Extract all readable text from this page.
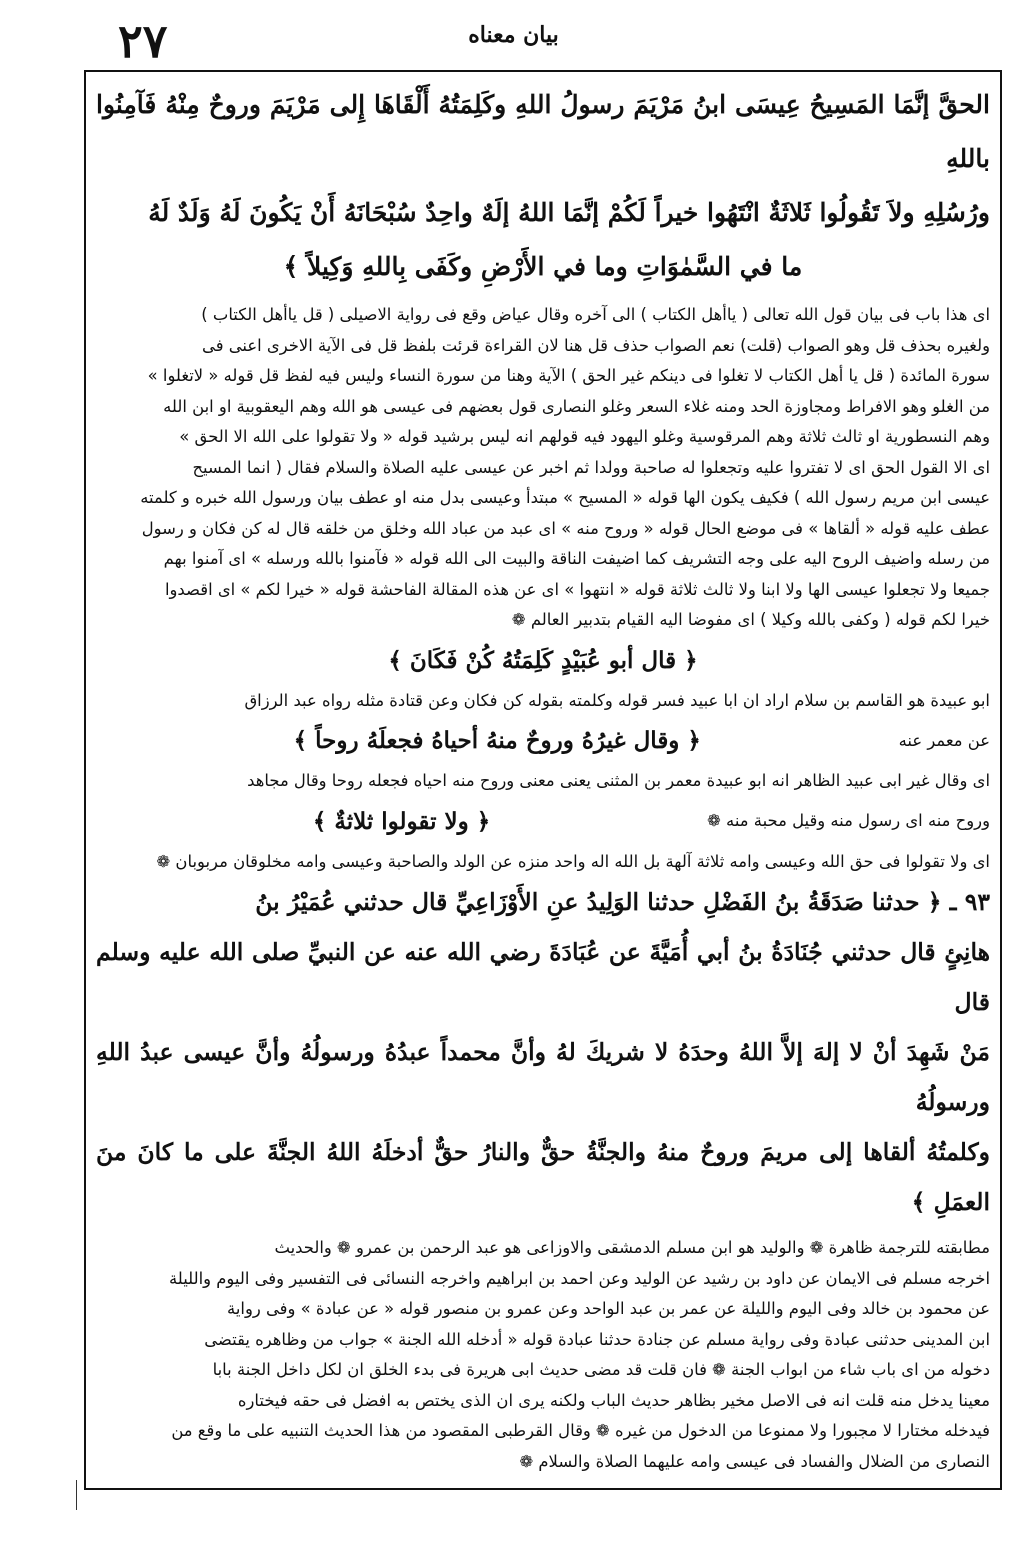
٢٧	بيان معناه

الحقَّ إنَّمَا المَسِيحُ عِيسَى ابنُ مَرْيَمَ رسولُ اللهِ وكَلِمَتُهُ أَلْقَاهَا إِلى مَرْيَمَ وروحٌ مِنْهُ فَآمِنُوا باللهِ

ورُسُلِهِ ولاَ تَقُولُوا ثَلاثَةٌ انْتَهُوا خيراً لَكُمْ إنَّمَا اللهُ إلَهٌ واحِدٌ سُبْحَانَهُ أَنْ يَكُونَ لَهُ وَلَدٌ لَهُ

ما في السَّمٰوَاتِ وما في الأَرْضِ وكَفَى بِاللهِ وَكِيلاً ﴾

اى هذا باب فى بيان قول الله تعالى ( ياأهل الكتاب ) الى آخره وقال عياض وقع فى رواية الاصيلى ( قل ياأهل الكتاب )

ولغيره بحذف قل وهو الصواب (قلت) نعم الصواب حذف قل هنا لان القراءة قرئت بلفظ قل فى الآية الاخرى اعنى فى

سورة المائدة ( قل يا أهل الكتاب لا تغلوا فى دينكم غير الحق ) الآية وهنا من سورة النساء وليس فيه لفظ قل قوله « لاتغلوا »

من الغلو وهو الافراط ومجاوزة الحد ومنه غلاء السعر وغلو النصارى قول بعضهم فى عيسى هو الله وهم اليعقوبية او ابن الله

وهم النسطورية او ثالث ثلاثة وهم المرقوسية وغلو اليهود فيه قولهم انه ليس برشيد قوله « ولا تقولوا على الله الا الحق »

اى الا القول الحق اى لا تفتروا عليه وتجعلوا له صاحبة وولدا ثم اخبر عن عيسى عليه الصلاة والسلام فقال ( انما المسيح

عيسى ابن مريم رسول الله ) فكيف يكون الها قوله « المسيح » مبتدأ وعيسى بدل منه او عطف بيان ورسول الله خبره و كلمته

عطف عليه قوله « ألقاها » فى موضع الحال قوله « وروح منه » اى عبد من عباد الله وخلق من خلقه قال له كن فكان و رسول

من رسله واضيف الروح اليه على وجه التشريف كما اضيفت الناقة والبيت الى الله قوله « فآمنوا بالله ورسله » اى آمنوا بهم

جميعا ولا تجعلوا عيسى الها ولا ابنا ولا ثالث ثلاثة قوله « انتهوا » اى عن هذه المقالة الفاحشة قوله « خيرا لكم » اى اقصدوا

خيرا لكم قوله ( وكفى بالله وكيلا ) اى مفوضا اليه القيام بتدبير العالم ❁

﴿ قال أبو عُبَيْدٍ كَلِمَتُهُ كُنْ فَكَانَ ﴾

ابو عبيدة هو القاسم بن سلام اراد ان ابا عبيد فسر قوله وكلمته بقوله كن فكان وعن قتادة مثله رواه عبد الرزاق

عن معمر عنه
﴿ وقال غيرُهُ وروحٌ منهُ أحياهُ فجعلَهُ روحاً ﴾

اى وقال غير ابى عبيد الظاهر انه ابو عبيدة معمر بن المثنى يعنى معنى وروح منه احياه فجعله روحا وقال مجاهد

وروح منه اى رسول منه وقيل محبة منه ❁
﴿ ولا تقولوا ثلاثةٌ ﴾

اى ولا تقولوا فى حق الله وعيسى وامه ثلاثة آلهة بل الله اله واحد منزه عن الولد والصاحبة وعيسى وامه مخلوقان مربوبان ❁

٩٣ ـ ﴿ حدثنا صَدَقَةُ بنُ الفَضْلِ حدثنا الوَلِيدُ عنِ الأَوْزَاعِيِّ قال حدثني عُمَيْرُ بنُ

هانِئٍ قال حدثني جُنَادَةُ بنُ أبي أُمَيَّةَ عن عُبَادَةَ رضي الله عنه عن النبيِّ صلى الله عليه وسلم قال

مَنْ شَهِدَ أنْ لا إلهَ إلاَّ اللهُ وحدَهُ لا شريكَ لهُ وأنَّ محمداً عبدُهُ ورسولُهُ وأنَّ عيسى عبدُ اللهِ ورسولُهُ

وكلمتُهُ ألقاها إلى مريمَ وروحٌ منهُ والجنَّةُ حقٌّ والنارُ حقٌّ أدخلَهُ اللهُ الجنَّةَ على ما كانَ منَ العمَلِ ﴾

مطابقته للترجمة ظاهرة ❁ والوليد هو ابن مسلم الدمشقى والاوزاعى هو عبد الرحمن بن عمرو ❁ والحديث

اخرجه مسلم فى الايمان عن داود بن رشيد عن الوليد وعن احمد بن ابراهيم واخرجه النسائى فى التفسير وفى اليوم والليلة

عن محمود بن خالد وفى اليوم والليلة عن عمر بن عبد الواحد وعن عمرو بن منصور قوله « عن عبادة » وفى رواية

ابن المدينى حدثنى عبادة وفى رواية مسلم عن جنادة حدثنا عبادة قوله « أدخله الله الجنة » جواب من وظاهره يقتضى

دخوله من اى باب شاء من ابواب الجنة ❁ فان قلت قد مضى حديث ابى هريرة فى بدء الخلق ان لكل داخل الجنة بابا

معينا يدخل منه قلت انه فى الاصل مخير بظاهر حديث الباب ولكنه يرى ان الذى يختص به افضل فى حقه فيختاره

فيدخله مختارا لا مجبورا ولا ممنوعا من الدخول من غيره ❁ وقال القرطبى المقصود من هذا الحديث التنبيه على ما وقع من

النصارى من الضلال والفساد فى عيسى وامه عليهما الصلاة والسلام ❁
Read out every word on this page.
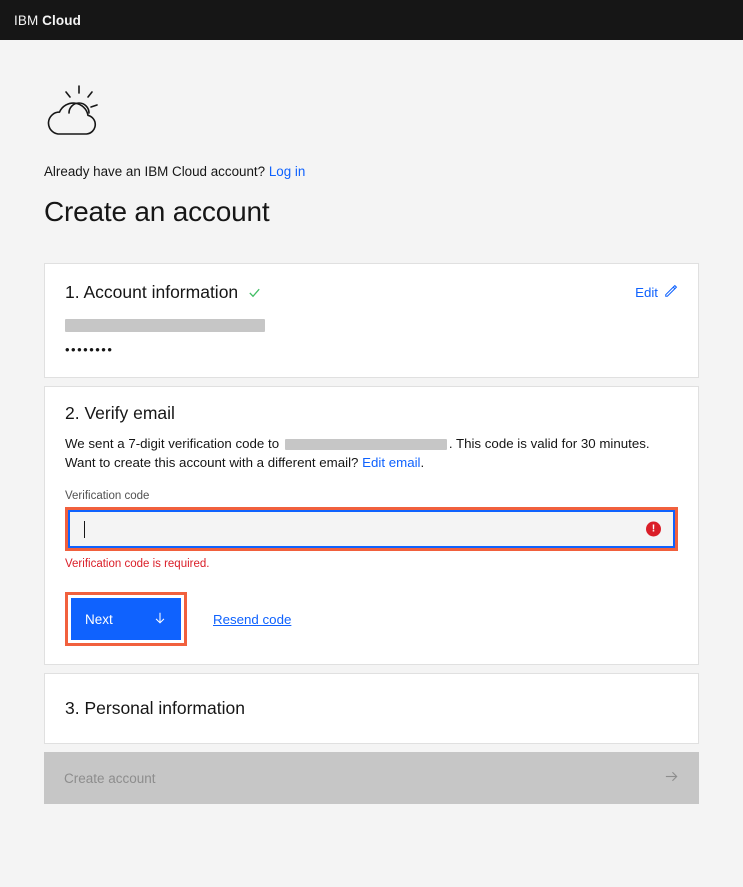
IBM Cloud
Already have an IBM Cloud account? Log in
Create an account
1. Account information	Edit
••••••••
2. Verify email

We sent a 7-digit verification code to	. This code is valid for 30 minutes. Want to create this account with a different email? Edit email.

Verification code
!
Verification code is required.
Next	Resend code
3. Personal information
Create account
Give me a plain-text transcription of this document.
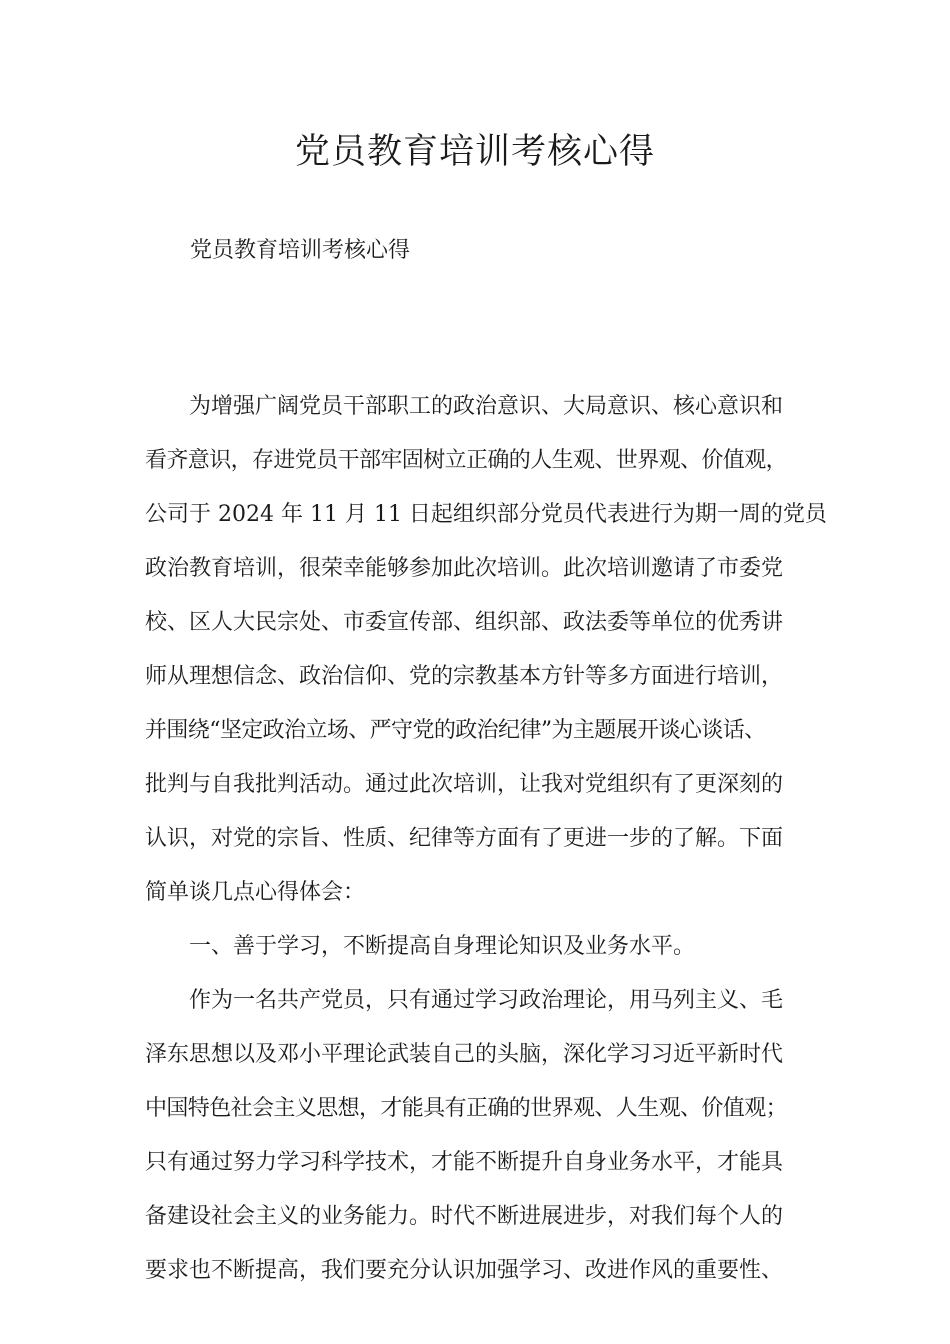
党员教育培训考核心得

党员教育培训考核心得

为增强广阔党员干部职工的政治意识、大局意识、核心意识和
看齐意识，存进党员干部牢固树立正确的人生观、世界观、价值观，
公司于 2024 年 11 月 11 日起组织部分党员代表进行为期一周的党员
政治教育培训，很荣幸能够参加此次培训。此次培训邀请了市委党
校、区人大民宗处、市委宣传部、组织部、政法委等单位的优秀讲
师从理想信念、政治信仰、党的宗教基本方针等多方面进行培训，
并围绕“坚定政治立场、严守党的政治纪律”为主题展开谈心谈话、
批判与自我批判活动。通过此次培训，让我对党组织有了更深刻的
认识，对党的宗旨、性质、纪律等方面有了更进一步的了解。下面
简单谈几点心得体会：

一、善于学习，不断提高自身理论知识及业务水平。

作为一名共产党员，只有通过学习政治理论，用马列主义、毛
泽东思想以及邓小平理论武装自己的头脑，深化学习习近平新时代
中国特色社会主义思想，才能具有正确的世界观、人生观、价值观；
只有通过努力学习科学技术，才能不断提升自身业务水平，才能具
备建设社会主义的业务能力。时代不断进展进步，对我们每个人的
要求也不断提高，我们要充分认识加强学习、改进作风的重要性、
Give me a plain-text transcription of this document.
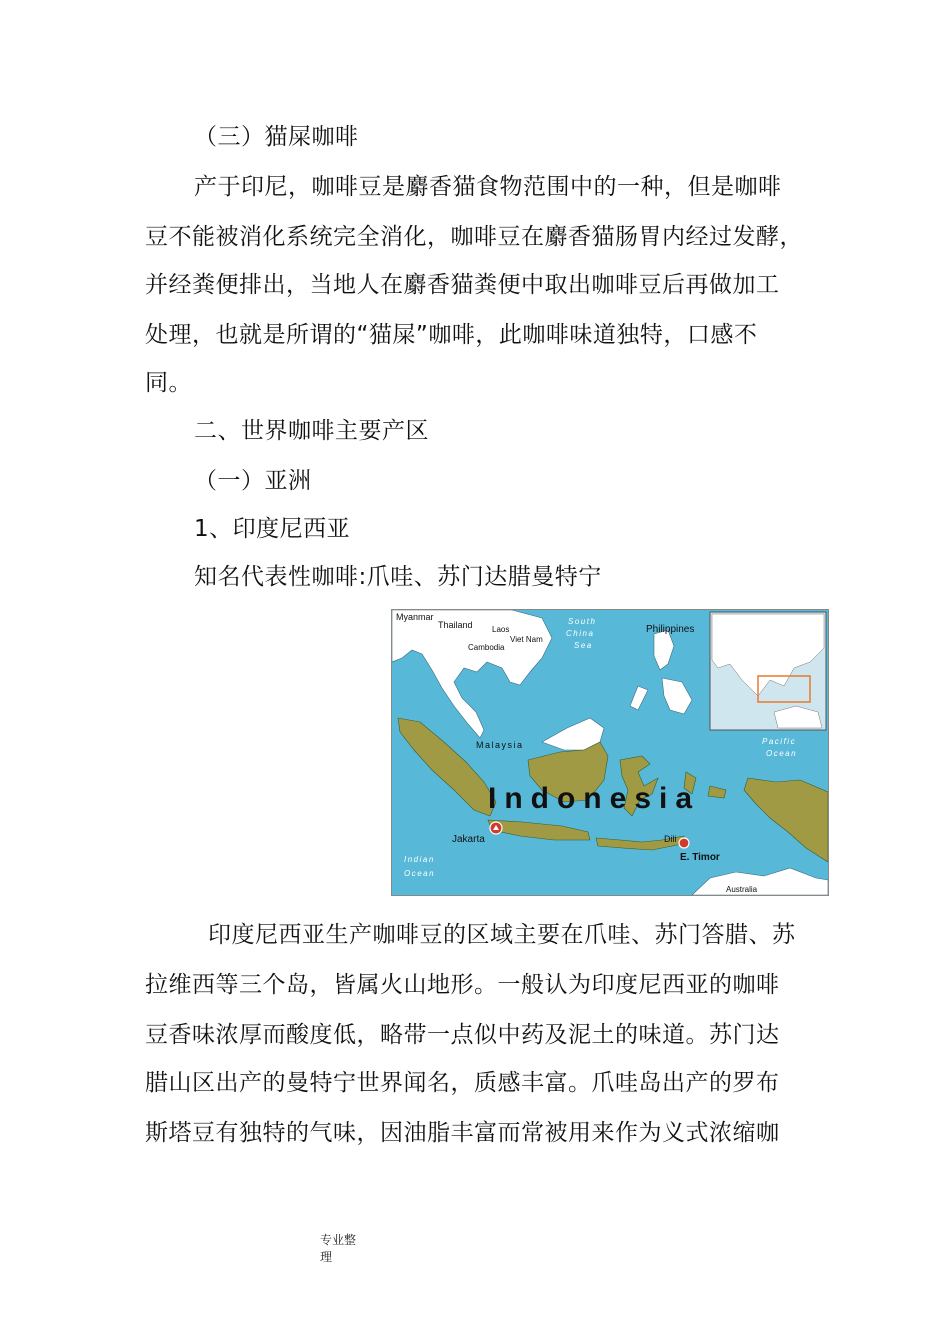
（三）猫屎咖啡
产于印尼，咖啡豆是麝香猫食物范围中的一种，但是咖啡
豆不能被消化系统完全消化，咖啡豆在麝香猫肠胃内经过发酵，
并经粪便排出，当地人在麝香猫粪便中取出咖啡豆后再做加工
处理，也就是所谓的“猫屎”咖啡，此咖啡味道独特，口感不
同。
二、世界咖啡主要产区
（一）亚洲
1、印度尼西亚
知名代表性咖啡:爪哇、苏门达腊曼特宁
Myanmar
Thailand Laos
Viet Nam
Cambodia
South
China
Sea
Philippines
Malaysia
Indonesia
Jakarta	Dili
E. Timor
Pacific
Ocean
Indian
Ocean
Australia
印度尼西亚生产咖啡豆的区域主要在爪哇、苏门答腊、苏
拉维西等三个岛，皆属火山地形。一般认为印度尼西亚的咖啡
豆香味浓厚而酸度低，略带一点似中药及泥土的味道。苏门达
腊山区出产的曼特宁世界闻名，质感丰富。爪哇岛出产的罗布
斯塔豆有独特的气味，因油脂丰富而常被用来作为义式浓缩咖
专业整
理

________________

Do not copy pictures. Restate exactly the lines from the one containing "Read out every word on this page." through the last line of the records.

Read out every word on this page.
IBM Cloud
Already have an IBM Cloud account? Log in
Create an account
1. Account information	Edit
••••••••
2. Verify email

We sent a 7-digit verification code to	. This code is valid for 30 minutes. Want to create this account with a different email? Edit email.

Verification code
!
Verification code is required.
Next	Resend code
3. Personal information
Create account
Give me a plain-text transcription of this document.
党员教育培训考核心得

党员教育培训考核心得

为增强广阔党员干部职工的政治意识、大局意识、核心意识和
看齐意识，存进党员干部牢固树立正确的人生观、世界观、价值观，
公司于 2024 年 11 月 11 日起组织部分党员代表进行为期一周的党员
政治教育培训，很荣幸能够参加此次培训。此次培训邀请了市委党
校、区人大民宗处、市委宣传部、组织部、政法委等单位的优秀讲
师从理想信念、政治信仰、党的宗教基本方针等多方面进行培训，
并围绕“坚定政治立场、严守党的政治纪律”为主题展开谈心谈话、
批判与自我批判活动。通过此次培训，让我对党组织有了更深刻的
认识，对党的宗旨、性质、纪律等方面有了更进一步的了解。下面
简单谈几点心得体会：

一、善于学习，不断提高自身理论知识及业务水平。

作为一名共产党员，只有通过学习政治理论，用马列主义、毛
泽东思想以及邓小平理论武装自己的头脑，深化学习习近平新时代
中国特色社会主义思想，才能具有正确的世界观、人生观、价值观；
只有通过努力学习科学技术，才能不断提升自身业务水平，才能具
备建设社会主义的业务能力。时代不断进展进步，对我们每个人的
要求也不断提高，我们要充分认识加强学习、改进作风的重要性、
Give me a plain-text transcription of this document.
（三）猫屎咖啡
产于印尼，咖啡豆是麝香猫食物范围中的一种，但是咖啡
豆不能被消化系统完全消化，咖啡豆在麝香猫肠胃内经过发酵，
并经粪便排出，当地人在麝香猫粪便中取出咖啡豆后再做加工
处理，也就是所谓的“猫屎”咖啡，此咖啡味道独特，口感不
同。
二、世界咖啡主要产区
（一）亚洲
1、印度尼西亚
知名代表性咖啡:爪哇、苏门达腊曼特宁
Myanmar
Thailand Laos
Viet Nam
Cambodia
South
China
Sea
Philippines
Malaysia
Indonesia
Jakarta	Dili
E. Timor
Pacific
Ocean
Indian
Ocean
Australia
印度尼西亚生产咖啡豆的区域主要在爪哇、苏门答腊、苏
拉维西等三个岛，皆属火山地形。一般认为印度尼西亚的咖啡
豆香味浓厚而酸度低，略带一点似中药及泥土的味道。苏门达
腊山区出产的曼特宁世界闻名，质感丰富。爪哇岛出产的罗布
斯塔豆有独特的气味，因油脂丰富而常被用来作为义式浓缩咖
专业整
理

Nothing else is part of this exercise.